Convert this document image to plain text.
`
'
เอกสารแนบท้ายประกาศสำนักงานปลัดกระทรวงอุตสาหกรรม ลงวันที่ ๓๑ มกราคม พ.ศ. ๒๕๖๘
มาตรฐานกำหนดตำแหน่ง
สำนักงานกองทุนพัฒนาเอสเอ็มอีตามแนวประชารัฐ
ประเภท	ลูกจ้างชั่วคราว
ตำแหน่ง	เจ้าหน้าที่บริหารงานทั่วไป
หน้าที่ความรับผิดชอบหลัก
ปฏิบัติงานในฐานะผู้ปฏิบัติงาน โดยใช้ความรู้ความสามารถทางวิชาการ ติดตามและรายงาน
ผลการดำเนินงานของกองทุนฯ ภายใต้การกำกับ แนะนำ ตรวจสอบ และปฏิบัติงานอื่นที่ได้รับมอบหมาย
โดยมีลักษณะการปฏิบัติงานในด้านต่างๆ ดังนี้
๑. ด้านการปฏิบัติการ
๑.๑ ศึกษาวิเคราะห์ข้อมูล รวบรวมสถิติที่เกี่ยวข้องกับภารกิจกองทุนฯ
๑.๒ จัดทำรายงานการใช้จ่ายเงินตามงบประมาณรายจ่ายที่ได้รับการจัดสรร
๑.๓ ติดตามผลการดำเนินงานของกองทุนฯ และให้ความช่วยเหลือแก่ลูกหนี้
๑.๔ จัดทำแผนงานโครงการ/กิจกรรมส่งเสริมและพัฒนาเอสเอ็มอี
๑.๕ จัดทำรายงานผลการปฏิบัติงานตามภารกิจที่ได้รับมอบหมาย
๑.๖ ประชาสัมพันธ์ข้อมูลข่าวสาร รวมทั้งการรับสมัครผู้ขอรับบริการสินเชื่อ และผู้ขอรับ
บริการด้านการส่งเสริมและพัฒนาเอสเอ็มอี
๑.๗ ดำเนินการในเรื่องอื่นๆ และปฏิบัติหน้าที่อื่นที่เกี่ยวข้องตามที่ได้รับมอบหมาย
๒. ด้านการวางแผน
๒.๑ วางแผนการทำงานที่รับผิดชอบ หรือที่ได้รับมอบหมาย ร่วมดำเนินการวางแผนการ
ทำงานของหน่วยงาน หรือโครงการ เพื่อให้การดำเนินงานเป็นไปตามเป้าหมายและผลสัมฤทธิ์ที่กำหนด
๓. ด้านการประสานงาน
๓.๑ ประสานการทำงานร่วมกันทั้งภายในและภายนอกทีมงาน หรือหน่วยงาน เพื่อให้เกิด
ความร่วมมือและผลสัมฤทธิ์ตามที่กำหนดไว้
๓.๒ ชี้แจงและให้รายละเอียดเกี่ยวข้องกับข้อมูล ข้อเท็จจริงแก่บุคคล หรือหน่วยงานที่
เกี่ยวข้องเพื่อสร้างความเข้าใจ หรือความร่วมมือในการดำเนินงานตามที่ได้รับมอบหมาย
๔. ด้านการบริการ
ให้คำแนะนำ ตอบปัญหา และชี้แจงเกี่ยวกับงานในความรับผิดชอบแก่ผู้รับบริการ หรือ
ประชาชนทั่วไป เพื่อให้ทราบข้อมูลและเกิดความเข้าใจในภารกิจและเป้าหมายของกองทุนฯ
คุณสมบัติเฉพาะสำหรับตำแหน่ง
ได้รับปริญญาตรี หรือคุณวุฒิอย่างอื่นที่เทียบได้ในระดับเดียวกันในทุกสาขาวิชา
-*-
■ Exercise brief: Retype the material above, line by line, exactly.

■ Answer to the problem:
Convert this document image to plain text.
`
'
เอกสารแนบท้ายประกาศสำนักงานปลัดกระทรวงอุตสาหกรรม ลงวันที่ ๓๑ มกราคม พ.ศ. ๒๕๖๘
มาตรฐานกำหนดตำแหน่ง
สำนักงานกองทุนพัฒนาเอสเอ็มอีตามแนวประชารัฐ
ประเภท	ลูกจ้างชั่วคราว
ตำแหน่ง	เจ้าหน้าที่บริหารงานทั่วไป
หน้าที่ความรับผิดชอบหลัก
ปฏิบัติงานในฐานะผู้ปฏิบัติงาน โดยใช้ความรู้ความสามารถทางวิชาการ ติดตามและรายงาน
ผลการดำเนินงานของกองทุนฯ ภายใต้การกำกับ แนะนำ ตรวจสอบ และปฏิบัติงานอื่นที่ได้รับมอบหมาย
โดยมีลักษณะการปฏิบัติงานในด้านต่างๆ ดังนี้
๑. ด้านการปฏิบัติการ
๑.๑ ศึกษาวิเคราะห์ข้อมูล รวบรวมสถิติที่เกี่ยวข้องกับภารกิจกองทุนฯ
๑.๒ จัดทำรายงานการใช้จ่ายเงินตามงบประมาณรายจ่ายที่ได้รับการจัดสรร
๑.๓ ติดตามผลการดำเนินงานของกองทุนฯ และให้ความช่วยเหลือแก่ลูกหนี้
๑.๔ จัดทำแผนงานโครงการ/กิจกรรมส่งเสริมและพัฒนาเอสเอ็มอี
๑.๕ จัดทำรายงานผลการปฏิบัติงานตามภารกิจที่ได้รับมอบหมาย
๑.๖ ประชาสัมพันธ์ข้อมูลข่าวสาร รวมทั้งการรับสมัครผู้ขอรับบริการสินเชื่อ และผู้ขอรับ
บริการด้านการส่งเสริมและพัฒนาเอสเอ็มอี
๑.๗ ดำเนินการในเรื่องอื่นๆ และปฏิบัติหน้าที่อื่นที่เกี่ยวข้องตามที่ได้รับมอบหมาย
๒. ด้านการวางแผน
๒.๑ วางแผนการทำงานที่รับผิดชอบ หรือที่ได้รับมอบหมาย ร่วมดำเนินการวางแผนการ
ทำงานของหน่วยงาน หรือโครงการ เพื่อให้การดำเนินงานเป็นไปตามเป้าหมายและผลสัมฤทธิ์ที่กำหนด
๓. ด้านการประสานงาน
๓.๑ ประสานการทำงานร่วมกันทั้งภายในและภายนอกทีมงาน หรือหน่วยงาน เพื่อให้เกิด
ความร่วมมือและผลสัมฤทธิ์ตามที่กำหนดไว้
๓.๒ ชี้แจงและให้รายละเอียดเกี่ยวข้องกับข้อมูล ข้อเท็จจริงแก่บุคคล หรือหน่วยงานที่
เกี่ยวข้องเพื่อสร้างความเข้าใจ หรือความร่วมมือในการดำเนินงานตามที่ได้รับมอบหมาย
๔. ด้านการบริการ
ให้คำแนะนำ ตอบปัญหา และชี้แจงเกี่ยวกับงานในความรับผิดชอบแก่ผู้รับบริการ หรือ
ประชาชนทั่วไป เพื่อให้ทราบข้อมูลและเกิดความเข้าใจในภารกิจและเป้าหมายของกองทุนฯ
คุณสมบัติเฉพาะสำหรับตำแหน่ง
ได้รับปริญญาตรี หรือคุณวุฒิอย่างอื่นที่เทียบได้ในระดับเดียวกันในทุกสาขาวิชา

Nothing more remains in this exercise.